Directive: Pull each line holding "ALCALDESA" out of the entries below.

Supplied material:

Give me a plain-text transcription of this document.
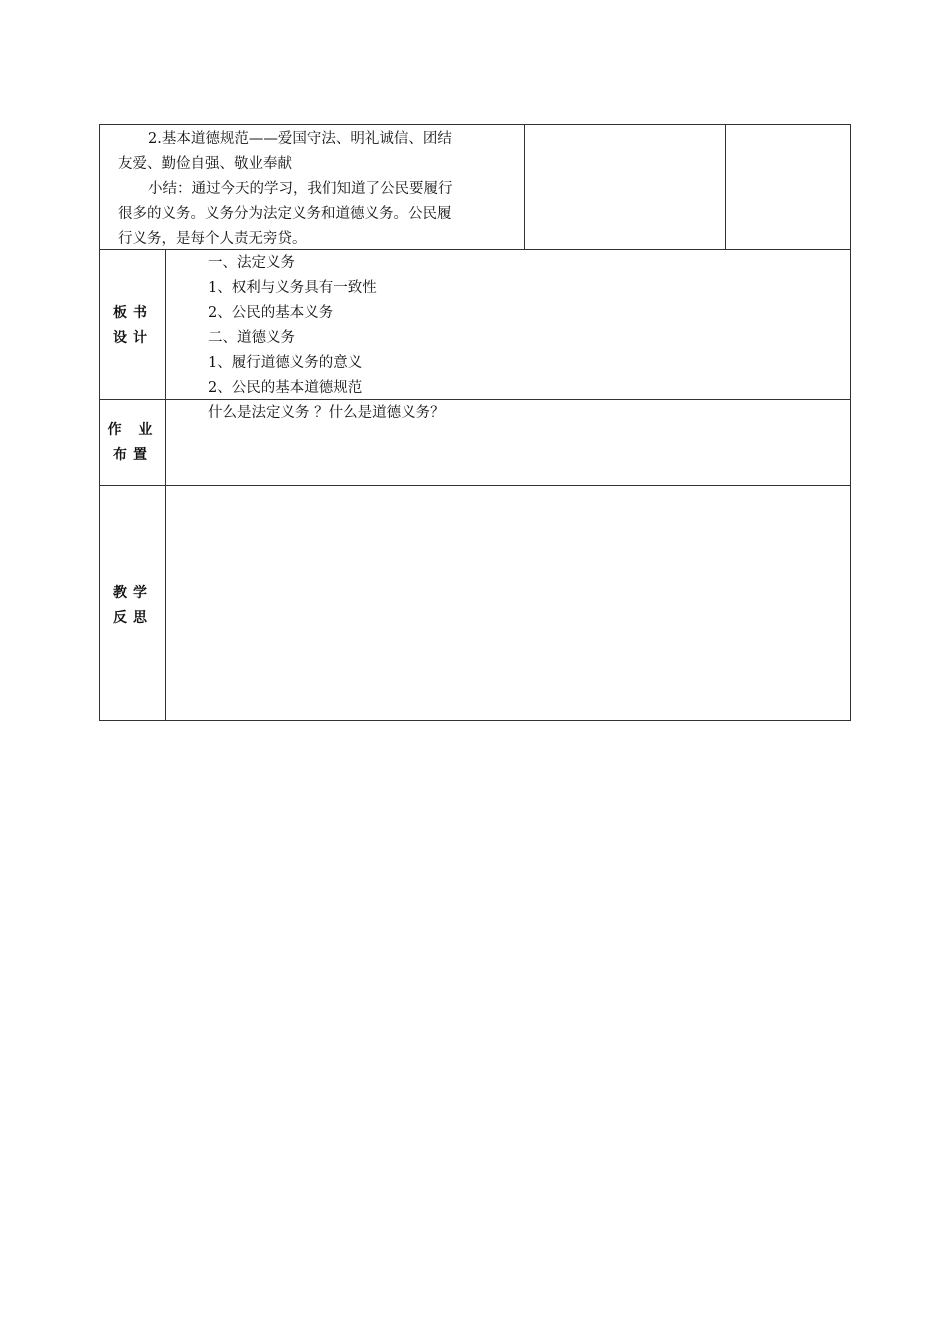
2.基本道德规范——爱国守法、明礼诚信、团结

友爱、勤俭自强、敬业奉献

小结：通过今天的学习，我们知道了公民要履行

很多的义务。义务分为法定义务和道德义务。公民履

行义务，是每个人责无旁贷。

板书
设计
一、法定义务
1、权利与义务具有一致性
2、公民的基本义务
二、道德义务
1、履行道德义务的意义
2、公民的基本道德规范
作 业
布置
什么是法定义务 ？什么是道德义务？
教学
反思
* * *
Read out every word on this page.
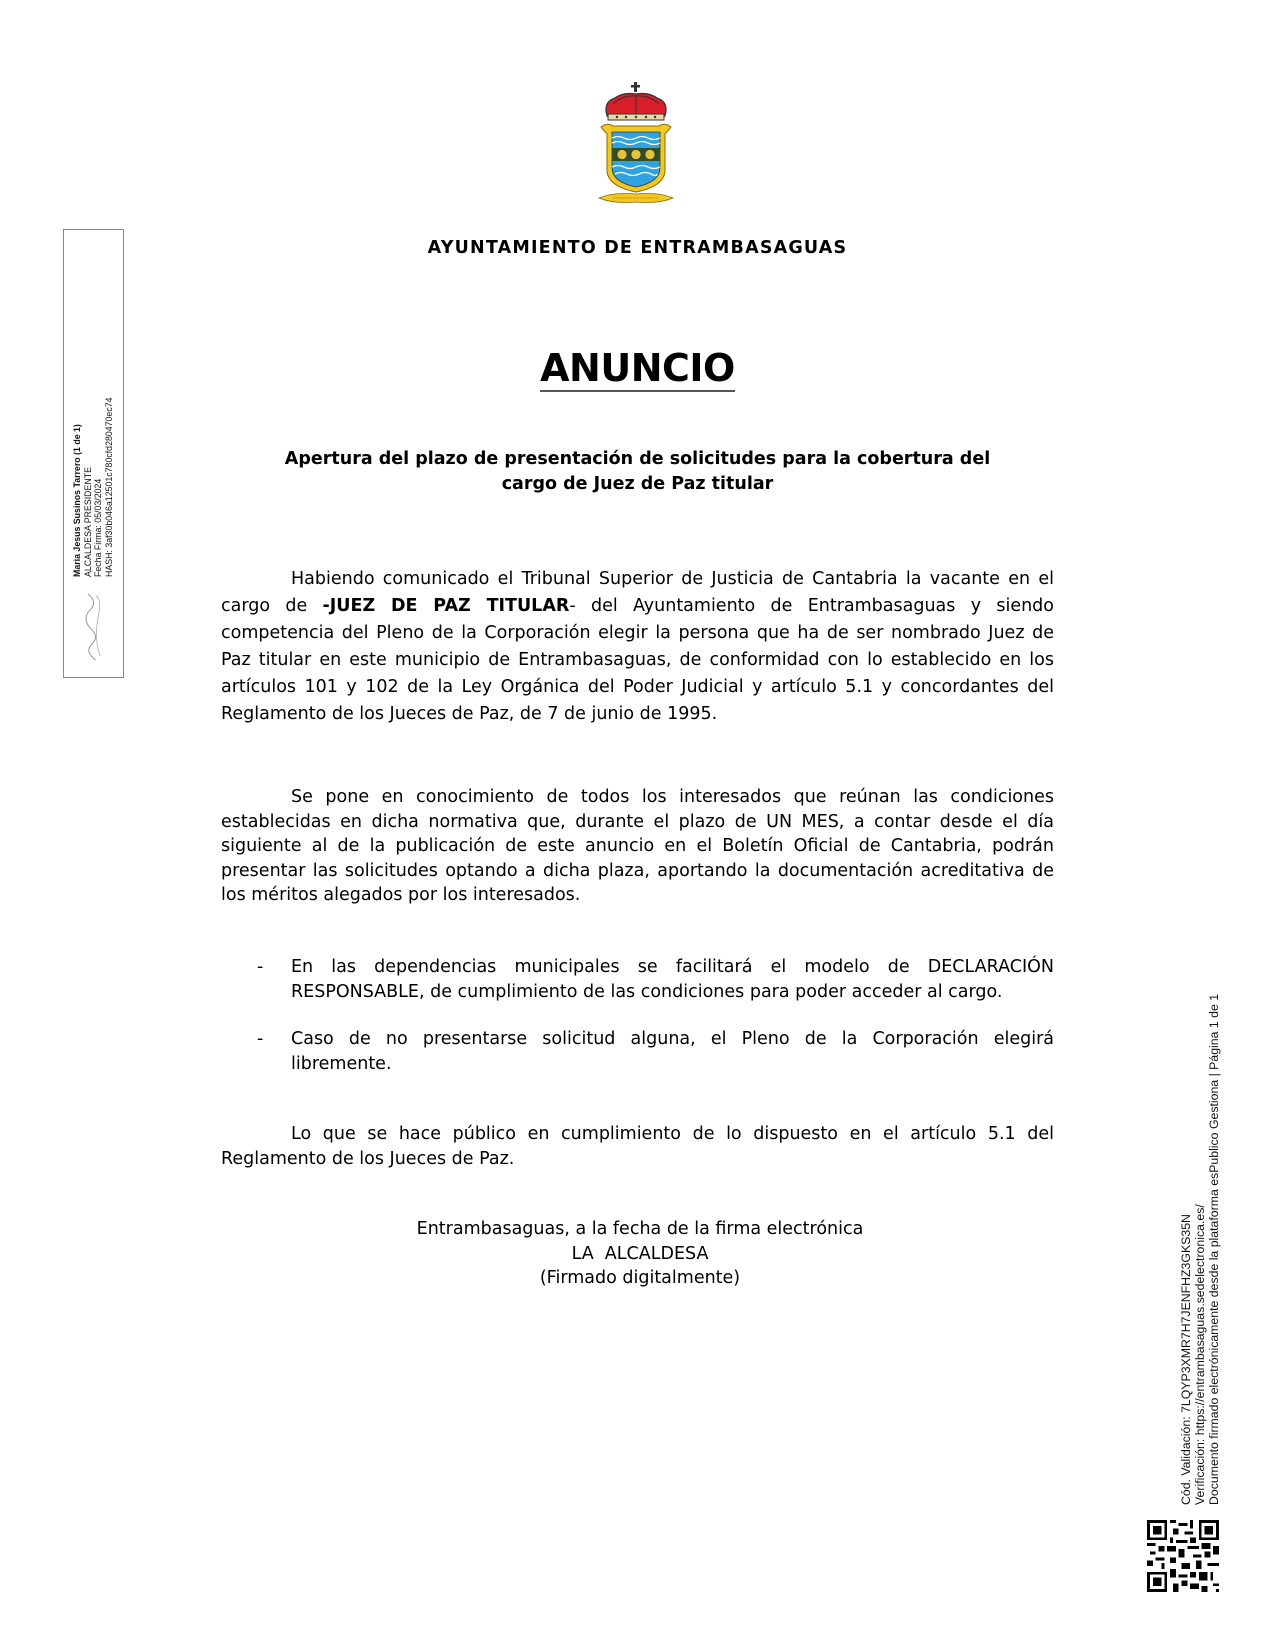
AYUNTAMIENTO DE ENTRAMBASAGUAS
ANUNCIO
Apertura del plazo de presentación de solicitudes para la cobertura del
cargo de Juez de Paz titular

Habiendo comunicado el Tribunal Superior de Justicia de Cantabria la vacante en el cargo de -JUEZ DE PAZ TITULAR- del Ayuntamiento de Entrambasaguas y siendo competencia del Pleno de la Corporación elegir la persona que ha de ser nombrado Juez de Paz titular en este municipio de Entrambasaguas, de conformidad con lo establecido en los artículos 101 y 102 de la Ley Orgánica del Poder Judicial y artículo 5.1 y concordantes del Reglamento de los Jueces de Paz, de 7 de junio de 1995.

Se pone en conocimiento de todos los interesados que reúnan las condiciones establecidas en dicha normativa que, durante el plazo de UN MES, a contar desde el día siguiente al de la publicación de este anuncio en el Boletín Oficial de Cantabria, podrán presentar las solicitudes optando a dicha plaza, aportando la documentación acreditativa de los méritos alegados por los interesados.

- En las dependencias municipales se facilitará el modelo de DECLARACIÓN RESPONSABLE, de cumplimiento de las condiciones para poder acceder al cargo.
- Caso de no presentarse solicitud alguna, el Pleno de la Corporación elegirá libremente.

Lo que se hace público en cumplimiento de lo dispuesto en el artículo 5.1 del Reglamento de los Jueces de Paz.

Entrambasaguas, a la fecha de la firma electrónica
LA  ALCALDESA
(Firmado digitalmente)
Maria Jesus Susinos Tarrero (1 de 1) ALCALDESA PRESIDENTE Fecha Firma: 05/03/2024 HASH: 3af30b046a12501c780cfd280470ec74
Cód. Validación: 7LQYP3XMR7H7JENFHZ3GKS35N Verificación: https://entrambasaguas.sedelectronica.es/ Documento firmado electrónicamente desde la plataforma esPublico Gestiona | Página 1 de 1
--
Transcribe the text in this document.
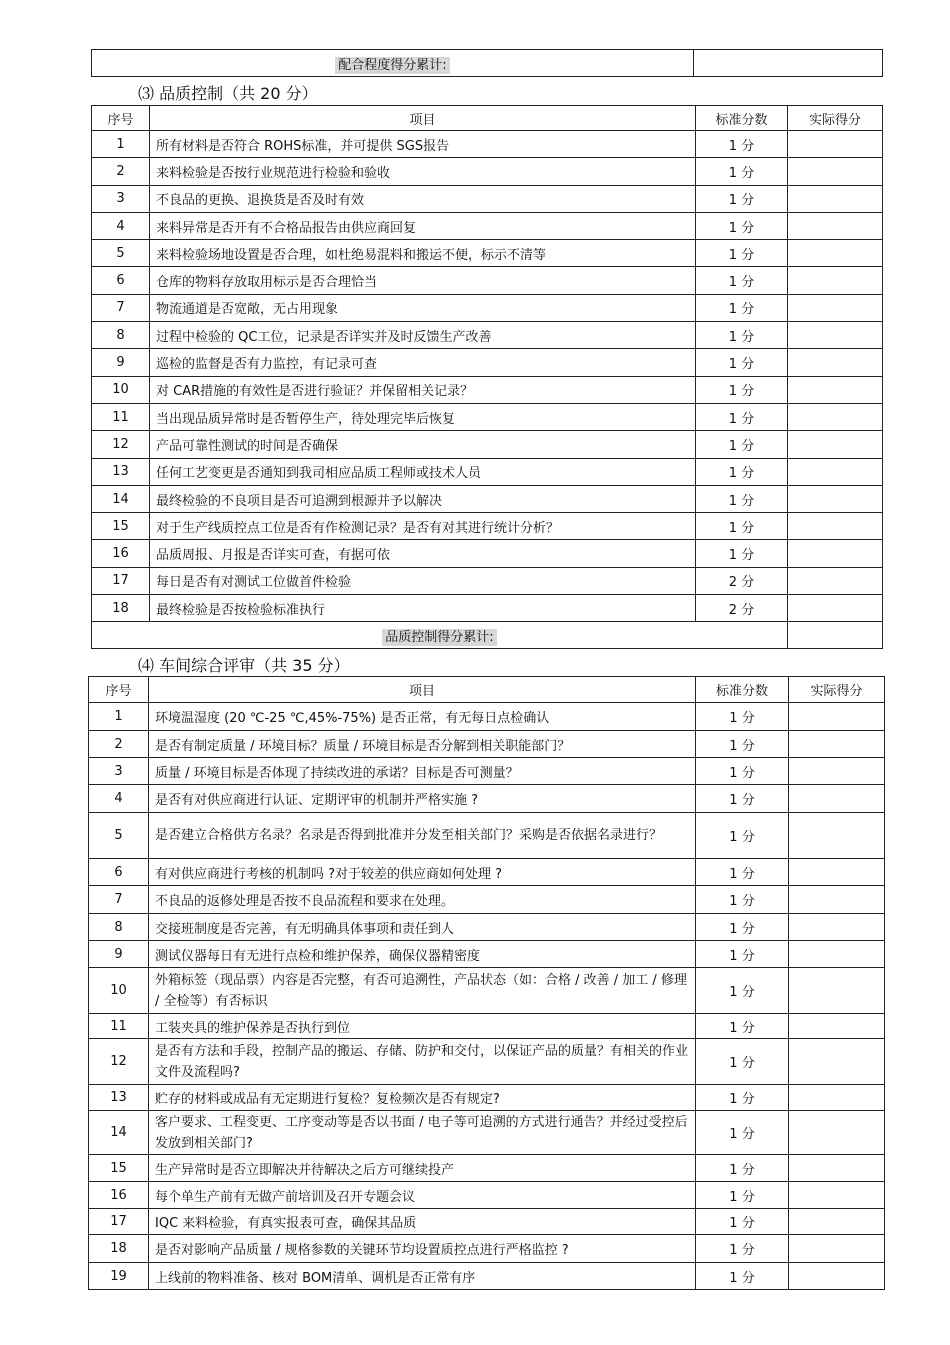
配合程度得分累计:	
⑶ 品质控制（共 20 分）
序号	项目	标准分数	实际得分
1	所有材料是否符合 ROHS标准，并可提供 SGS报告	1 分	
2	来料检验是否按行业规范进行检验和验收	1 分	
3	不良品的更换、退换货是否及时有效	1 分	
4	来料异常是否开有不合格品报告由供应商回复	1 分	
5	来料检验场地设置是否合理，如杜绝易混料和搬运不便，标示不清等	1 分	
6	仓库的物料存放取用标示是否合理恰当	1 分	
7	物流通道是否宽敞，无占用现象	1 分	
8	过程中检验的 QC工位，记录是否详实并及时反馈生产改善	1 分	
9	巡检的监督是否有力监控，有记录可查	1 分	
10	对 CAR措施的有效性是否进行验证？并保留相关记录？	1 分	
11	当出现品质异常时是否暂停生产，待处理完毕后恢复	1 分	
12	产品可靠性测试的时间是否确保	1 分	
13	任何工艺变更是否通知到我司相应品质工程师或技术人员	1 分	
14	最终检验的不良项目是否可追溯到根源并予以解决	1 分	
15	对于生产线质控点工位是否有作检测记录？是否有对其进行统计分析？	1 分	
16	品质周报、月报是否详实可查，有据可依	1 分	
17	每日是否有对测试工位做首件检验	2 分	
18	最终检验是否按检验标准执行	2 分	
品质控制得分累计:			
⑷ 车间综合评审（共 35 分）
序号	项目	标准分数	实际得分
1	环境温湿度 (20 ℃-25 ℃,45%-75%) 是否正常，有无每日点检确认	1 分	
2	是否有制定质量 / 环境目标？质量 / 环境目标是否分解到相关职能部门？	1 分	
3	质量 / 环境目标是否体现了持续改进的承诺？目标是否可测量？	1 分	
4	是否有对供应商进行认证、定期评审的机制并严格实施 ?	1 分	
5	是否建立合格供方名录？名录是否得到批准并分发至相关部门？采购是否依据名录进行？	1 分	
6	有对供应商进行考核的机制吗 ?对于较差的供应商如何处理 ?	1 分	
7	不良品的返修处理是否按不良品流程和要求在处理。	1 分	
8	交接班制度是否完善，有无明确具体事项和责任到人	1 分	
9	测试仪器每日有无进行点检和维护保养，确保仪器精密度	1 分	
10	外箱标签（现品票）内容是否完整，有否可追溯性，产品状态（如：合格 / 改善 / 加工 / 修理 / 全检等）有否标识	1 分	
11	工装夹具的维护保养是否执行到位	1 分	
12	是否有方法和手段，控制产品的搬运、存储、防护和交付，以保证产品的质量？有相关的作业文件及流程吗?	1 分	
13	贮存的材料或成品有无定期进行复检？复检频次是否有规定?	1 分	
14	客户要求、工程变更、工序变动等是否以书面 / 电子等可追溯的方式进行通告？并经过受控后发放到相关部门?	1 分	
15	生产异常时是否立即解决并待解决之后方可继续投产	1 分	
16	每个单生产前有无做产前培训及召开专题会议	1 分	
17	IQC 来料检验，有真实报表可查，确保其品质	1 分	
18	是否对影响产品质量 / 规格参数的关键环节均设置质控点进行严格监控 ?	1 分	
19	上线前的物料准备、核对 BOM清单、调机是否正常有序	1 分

Response to this task:
LA  ALCALDESA
Maria Jesus Susinos Tarrero (1 de 1) ALCALDESA PRESIDENTE Fecha Firma: 05/03/2024 HASH: 3af30b046a12501c780cfd280470ec74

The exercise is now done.